What the task asks → Lay out as a numbered list the data lines starting at the one that contains "legend-label-tail: from Eqn. (7) bbox=[951, 157, 1226, 202]" and ending at the one that contains "y-tick-label: 0.6 bbox=[1379, 441, 1441, 486]", with both of those lines included. Leave out any blank lines.
*** Extracted entries ***
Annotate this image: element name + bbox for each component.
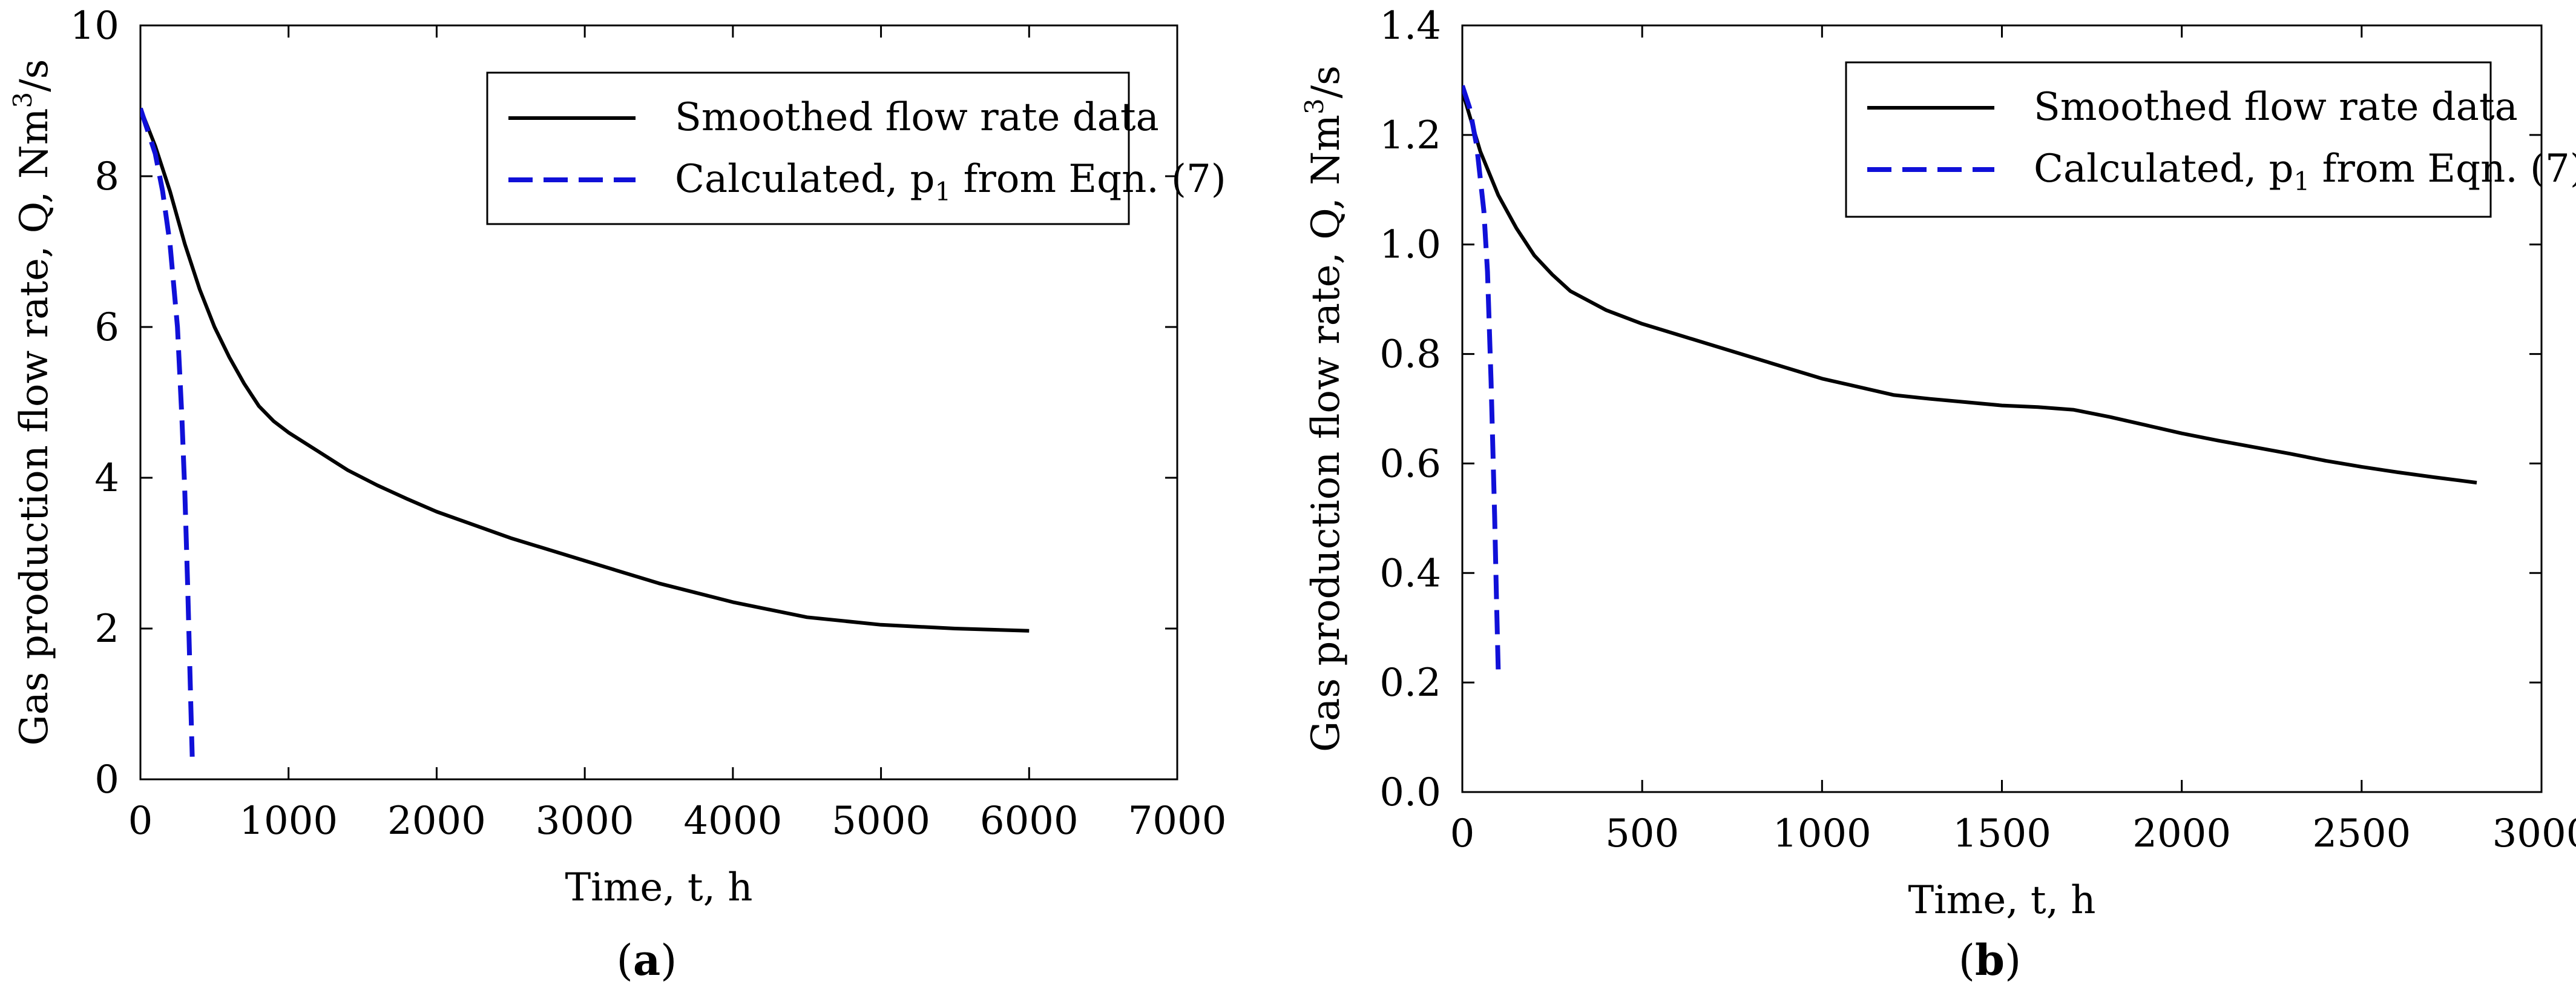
legend-label-tail: from Eqn. (7) bbox=[951, 157, 1226, 202]
y-tick-label: 10 bbox=[70, 4, 119, 48]
x-tick-label: 0 bbox=[128, 799, 153, 844]
y-axis-label-main: Gas production flow rate, Q, Nm bbox=[1304, 114, 1349, 752]
legend-label-subscript: 1 bbox=[935, 177, 951, 206]
y-tick-label: 8 bbox=[94, 154, 119, 199]
chart-panel-a: 0 1000 2000 3000 4000 5000 6000 7000 0 2 4 6 8 10 Time… bbox=[8, 4, 1226, 985]
y-tick-label: 1.0 bbox=[1379, 223, 1441, 268]
series-line-calculated bbox=[140, 107, 195, 757]
panel-label: (b) bbox=[1959, 935, 2022, 985]
legend-box bbox=[1845, 61, 2492, 218]
x-tick-label: 500 bbox=[1605, 811, 1679, 856]
panel-label-open: ( bbox=[617, 936, 633, 985]
legend-label-text: Calculated, p bbox=[2034, 147, 2294, 191]
legend-label-tail: from Eqn. (7) bbox=[2310, 147, 2576, 191]
y-tick-label: 0 bbox=[94, 758, 119, 802]
legend: Smoothed flow rate data Calculated, p1 fr… bbox=[486, 71, 1226, 225]
legend-label-text: Calculated, p bbox=[675, 157, 935, 202]
legend-label-1: Calculated, p1 from Eqn. (7) bbox=[2034, 147, 2576, 196]
y-tick-label: 0.0 bbox=[1379, 770, 1441, 815]
y-axis-label: Gas production flow rate, Q, Nm3/s bbox=[1300, 65, 1349, 752]
y-axis-label-superscript: 3 bbox=[1300, 98, 1329, 114]
x-tick-label: 2000 bbox=[387, 799, 486, 844]
legend-box bbox=[486, 71, 1130, 225]
x-axis-label: Time, t, h bbox=[1908, 878, 2095, 923]
series-line-calculated bbox=[1462, 85, 1501, 672]
panel-label-close: ) bbox=[2005, 936, 2021, 985]
y-tick-label: 1.2 bbox=[1379, 113, 1441, 158]
y-tick-label: 0.6 bbox=[1379, 441, 1441, 486]
y-axis-label: Gas production flow rate, Q, Nm3/s bbox=[8, 59, 57, 745]
x-axis-label: Time, t, h bbox=[565, 865, 752, 910]
x-tick-label: 2000 bbox=[2132, 811, 2231, 856]
legend-label-1: Calculated, p1 from Eqn. (7) bbox=[675, 157, 1226, 206]
y-tick-label: 1.4 bbox=[1379, 4, 1441, 48]
series-line-smoothed bbox=[1462, 90, 2477, 485]
y-tick-label: 0.8 bbox=[1379, 332, 1441, 377]
y-tick-label: 6 bbox=[94, 305, 119, 350]
x-tick-label: 6000 bbox=[980, 799, 1079, 844]
legend-label-text: Smoothed flow rate data bbox=[2034, 85, 2518, 130]
chart-panel-b: 0 500 1000 1500 2000 2500 3000 0.0 0.2 0.4 0.6 0.8 1… bbox=[1300, 4, 2576, 985]
x-tick-label: 3000 bbox=[2492, 811, 2576, 856]
legend-label-0: Smoothed flow rate data bbox=[675, 95, 1159, 140]
series-line-smoothed bbox=[140, 107, 1030, 633]
legend: Smoothed flow rate data Calculated, p1 fr… bbox=[1845, 61, 2576, 218]
y-tick-label: 4 bbox=[94, 456, 119, 501]
panel-label-letter: a bbox=[633, 935, 660, 985]
x-tick-label: 2500 bbox=[2312, 811, 2411, 856]
panel-label: (a) bbox=[617, 935, 677, 985]
plot-frame bbox=[139, 24, 1178, 781]
y-tick-label: 2 bbox=[94, 607, 119, 652]
x-tick-label: 0 bbox=[1450, 811, 1475, 856]
x-tick-label: 1000 bbox=[1773, 811, 1871, 856]
legend-label-0: Smoothed flow rate data bbox=[2034, 85, 2518, 130]
y-axis-label-main: Gas production flow rate, Q, Nm bbox=[12, 108, 57, 746]
x-tick-label: 3000 bbox=[536, 799, 634, 844]
x-tick-label: 5000 bbox=[832, 799, 930, 844]
legend-label-text: Smoothed flow rate data bbox=[675, 95, 1159, 140]
x-tick-label: 4000 bbox=[683, 799, 782, 844]
y-axis-label-tail: /s bbox=[12, 59, 57, 91]
y-tick-label: 0.4 bbox=[1379, 551, 1441, 596]
panel-label-open: ( bbox=[1959, 936, 1975, 985]
y-tick-label: 0.2 bbox=[1379, 661, 1441, 705]
y-axis-label-superscript: 3 bbox=[8, 92, 38, 108]
x-tick-label: 1500 bbox=[1953, 811, 2051, 856]
x-tick-label: 7000 bbox=[1128, 799, 1227, 844]
y-axis-label-tail: /s bbox=[1304, 65, 1349, 98]
legend-label-subscript: 1 bbox=[2294, 167, 2310, 196]
x-tick-label: 1000 bbox=[239, 799, 338, 844]
panel-label-close: ) bbox=[660, 936, 677, 985]
panel-label-letter: b bbox=[1975, 935, 2005, 985]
***
Response to this exercise →
1. legend-label-tail: from Eqn. (7) bbox=[951, 157, 1226, 202]
2. y-tick-label: 10 bbox=[70, 4, 119, 48]
3. x-tick-label: 0 bbox=[128, 799, 153, 844]
4. y-axis-label-main: Gas production flow rate, Q, Nm bbox=[1304, 114, 1349, 752]
5. legend-label-subscript: 1 bbox=[935, 177, 951, 206]
6. y-tick-label: 8 bbox=[94, 154, 119, 199]
7. chart-panel-a: 0 1000 2000 3000 4000 5000 6000 7000 0 2 4 6 8 10 Time… bbox=[8, 4, 1226, 985]
8. y-tick-label: 1.0 bbox=[1379, 223, 1441, 268]
9. series-line-calculated bbox=[140, 107, 195, 757]
10. panel-label: (b) bbox=[1959, 935, 2022, 985]
11. legend-box bbox=[1845, 61, 2492, 218]
12. x-tick-label: 500 bbox=[1605, 811, 1679, 856]
13. panel-label-open: ( bbox=[617, 936, 633, 985]
14. legend-label-text: Calculated, p bbox=[2034, 147, 2294, 191]
15. legend-label-tail: from Eqn. (7) bbox=[2310, 147, 2576, 191]
16. y-tick-label: 0 bbox=[94, 758, 119, 802]
17. legend: Smoothed flow rate data Calculated, p1 fr… bbox=[486, 71, 1226, 225]
18. legend-label-text: Calculated, p bbox=[675, 157, 935, 202]
19. legend-label-1: Calculated, p1 from Eqn. (7) bbox=[2034, 147, 2576, 196]
20. y-tick-label: 0.0 bbox=[1379, 770, 1441, 815]
21. y-axis-label: Gas production flow rate, Q, Nm3/s bbox=[1300, 65, 1349, 752]
22. y-axis-label-superscript: 3 bbox=[1300, 98, 1329, 114]
23. x-tick-label: 2000 bbox=[387, 799, 486, 844]
24. legend-box bbox=[486, 71, 1130, 225]
25. x-axis-label: Time, t, h bbox=[1908, 878, 2095, 923]
26. series-line-calculated bbox=[1462, 85, 1501, 672]
27. panel-label-close: ) bbox=[2005, 936, 2021, 985]
28. y-tick-label: 1.2 bbox=[1379, 113, 1441, 158]
29. y-tick-label: 0.6 bbox=[1379, 441, 1441, 486]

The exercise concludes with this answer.